_Exercise 1_
Reproduce the part of the Sierra Negra volcano passage between "Their results are" and "University in the US.", inclusive.

Scientists have tracked the behaviour of one of the world’s most active volcanoes over 13 years, revealing the first-ever detailed description of the lead-up to its eruption.
The volcano – Sierra Negra in the Galápagos archipelago – erupted in 2018, triggered by an earthquake that raised the ground two metres in an instant. The event was captured in rare detail by an international research team using seismometers, GPS, satellite observations and chemical analysis of the lava – providing vital insights that will help forecast future eruptions.
Their results are published in Nature Communications.
“The power of this study is that it’s one of the first times we’ve been able to see a full eruptive cycle in this detail at almost any volcano,” says co-author geologist Peter La Femina, from Penn State University in the US.
“We’ve monitored Sierra Negra from when it last erupted in 2005 through the 2018 eruption and beyond, and we have this beautiful record that’s a rarity in itself.”

_Exercise 2_
Output the lines of the listing below as a numbered list, omitting any blank lines.

_Records for this task_
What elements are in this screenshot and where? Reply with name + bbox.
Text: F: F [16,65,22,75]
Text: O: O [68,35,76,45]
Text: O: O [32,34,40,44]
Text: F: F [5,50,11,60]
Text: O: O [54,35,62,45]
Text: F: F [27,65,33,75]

_Exercise solution 1_
Their results are published in Nature Communications.
“The power of this study is that it’s one of the first times we’ve been able to see a full eruptive cycle in this detail at almost any volcano,” says co-author geologist Peter La Femina, from Penn State University in the US.

_Exercise solution 2_
1. What elements are in this screenshot and where? Reply with name + bbox.
2. Text: F: F [16,65,22,75]
3. Text: O: O [68,35,76,45]
4. Text: O: O [32,34,40,44]
5. Text: F: F [5,50,11,60]
6. Text: O: O [54,35,62,45]
7. Text: F: F [27,65,33,75]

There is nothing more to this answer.